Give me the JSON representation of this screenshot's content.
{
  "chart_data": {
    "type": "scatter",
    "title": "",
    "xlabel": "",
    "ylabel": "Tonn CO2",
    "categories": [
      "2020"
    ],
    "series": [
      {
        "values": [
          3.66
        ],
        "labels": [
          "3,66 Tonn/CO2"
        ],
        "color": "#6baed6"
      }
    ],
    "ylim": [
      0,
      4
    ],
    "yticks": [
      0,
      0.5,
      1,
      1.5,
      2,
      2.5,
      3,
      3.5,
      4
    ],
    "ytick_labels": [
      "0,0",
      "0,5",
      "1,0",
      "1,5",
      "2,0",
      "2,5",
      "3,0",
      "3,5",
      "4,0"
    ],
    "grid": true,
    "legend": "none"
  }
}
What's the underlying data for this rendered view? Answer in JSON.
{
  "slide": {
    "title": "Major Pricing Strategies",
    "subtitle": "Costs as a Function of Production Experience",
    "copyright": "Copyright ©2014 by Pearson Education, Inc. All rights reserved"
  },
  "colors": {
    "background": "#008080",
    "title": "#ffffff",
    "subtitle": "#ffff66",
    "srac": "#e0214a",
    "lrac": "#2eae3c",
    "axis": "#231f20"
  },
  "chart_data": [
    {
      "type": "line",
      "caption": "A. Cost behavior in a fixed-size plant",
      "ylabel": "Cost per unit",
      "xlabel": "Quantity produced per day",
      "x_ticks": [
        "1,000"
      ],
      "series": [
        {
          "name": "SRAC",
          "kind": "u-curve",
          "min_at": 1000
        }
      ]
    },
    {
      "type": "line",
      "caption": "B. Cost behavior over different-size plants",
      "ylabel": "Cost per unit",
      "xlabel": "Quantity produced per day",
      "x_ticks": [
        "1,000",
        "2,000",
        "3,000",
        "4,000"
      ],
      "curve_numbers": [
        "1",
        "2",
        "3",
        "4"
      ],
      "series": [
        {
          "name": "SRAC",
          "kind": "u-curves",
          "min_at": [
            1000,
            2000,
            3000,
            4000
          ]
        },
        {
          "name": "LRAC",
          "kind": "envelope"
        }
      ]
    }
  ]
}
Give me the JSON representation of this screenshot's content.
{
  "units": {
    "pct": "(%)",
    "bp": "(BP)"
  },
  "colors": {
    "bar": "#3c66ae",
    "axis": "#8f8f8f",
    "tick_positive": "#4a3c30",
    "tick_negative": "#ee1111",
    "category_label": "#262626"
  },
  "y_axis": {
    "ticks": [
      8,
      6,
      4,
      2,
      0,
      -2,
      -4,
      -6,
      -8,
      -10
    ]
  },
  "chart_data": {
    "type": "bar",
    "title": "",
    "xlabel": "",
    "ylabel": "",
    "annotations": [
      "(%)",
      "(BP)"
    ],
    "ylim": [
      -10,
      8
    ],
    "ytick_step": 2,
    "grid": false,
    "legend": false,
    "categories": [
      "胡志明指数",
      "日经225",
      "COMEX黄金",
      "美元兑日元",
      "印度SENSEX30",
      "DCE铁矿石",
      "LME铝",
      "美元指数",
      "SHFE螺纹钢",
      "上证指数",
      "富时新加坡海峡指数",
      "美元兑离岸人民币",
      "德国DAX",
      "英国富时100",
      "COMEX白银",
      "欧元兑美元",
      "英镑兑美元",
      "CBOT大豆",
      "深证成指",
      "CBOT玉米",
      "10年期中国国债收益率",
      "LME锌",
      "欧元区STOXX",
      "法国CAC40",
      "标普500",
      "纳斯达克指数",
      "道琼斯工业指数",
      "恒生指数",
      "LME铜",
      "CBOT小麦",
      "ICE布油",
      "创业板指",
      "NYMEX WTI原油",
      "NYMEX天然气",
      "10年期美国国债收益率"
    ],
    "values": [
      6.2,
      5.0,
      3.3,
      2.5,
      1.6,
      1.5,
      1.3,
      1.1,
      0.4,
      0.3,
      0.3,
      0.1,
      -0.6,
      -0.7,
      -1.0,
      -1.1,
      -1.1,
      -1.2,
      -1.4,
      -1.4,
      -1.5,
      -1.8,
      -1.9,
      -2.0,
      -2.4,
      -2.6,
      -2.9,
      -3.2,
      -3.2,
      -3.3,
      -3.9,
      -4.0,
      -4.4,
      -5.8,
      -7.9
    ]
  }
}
........
Return all lines containing the word "behavior".

      "caption": "A. Cost behavior in a fixed-size plant",
      "caption": "B. Cost behavior over different-size plants",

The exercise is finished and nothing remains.